Restate every entry verbatim; drop the pictures.

——————

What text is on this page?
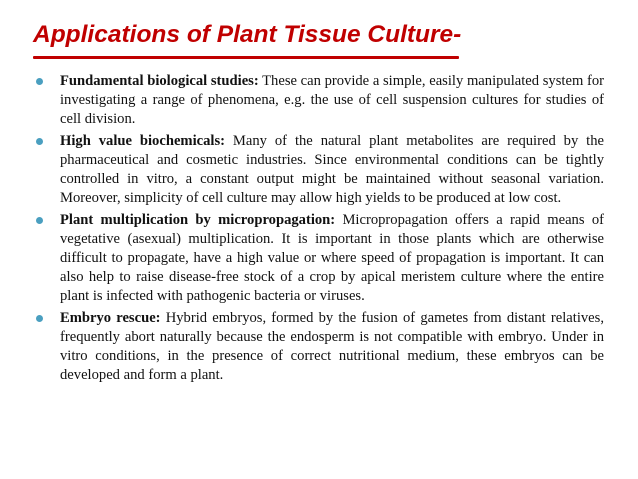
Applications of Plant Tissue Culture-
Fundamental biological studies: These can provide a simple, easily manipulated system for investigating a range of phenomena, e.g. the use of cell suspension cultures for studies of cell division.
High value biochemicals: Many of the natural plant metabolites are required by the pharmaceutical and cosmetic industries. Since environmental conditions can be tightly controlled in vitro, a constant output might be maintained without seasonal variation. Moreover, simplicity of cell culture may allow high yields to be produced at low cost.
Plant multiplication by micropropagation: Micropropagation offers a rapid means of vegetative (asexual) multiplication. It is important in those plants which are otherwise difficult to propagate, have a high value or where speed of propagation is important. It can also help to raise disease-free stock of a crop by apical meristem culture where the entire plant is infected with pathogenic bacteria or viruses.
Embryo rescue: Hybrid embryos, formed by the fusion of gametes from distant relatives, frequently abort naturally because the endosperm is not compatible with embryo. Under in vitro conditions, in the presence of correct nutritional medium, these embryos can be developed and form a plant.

——————

Task result:
What text is on this page?
Applications of Plant Tissue Culture-
Fundamental biological studies: These can provide a simple, easily manipulated system for investigating a range of phenomena, e.g. the use of cell suspension cultures for studies of cell division.
High value biochemicals: Many of the natural plant metabolites are required by the pharmaceutical and cosmetic industries. Since environmental conditions can be tightly controlled in vitro, a constant output might be maintained without seasonal variation. Moreover, simplicity of cell culture may allow high yields to be produced at low cost.
Plant multiplication by micropropagation: Micropropagation offers a rapid means of vegetative (asexual) multiplication. It is important in those plants which are otherwise difficult to propagate, have a high value or where speed of propagation is important. It can also help to raise disease-free stock of a crop by apical meristem culture where the entire plant is infected with pathogenic bacteria or viruses.
Embryo rescue: Hybrid embryos, formed by the fusion of gametes from distant relatives, frequently abort naturally because the endosperm is not compatible with embryo. Under in vitro conditions, in the presence of correct nutritional medium, these embryos can be developed and form a plant.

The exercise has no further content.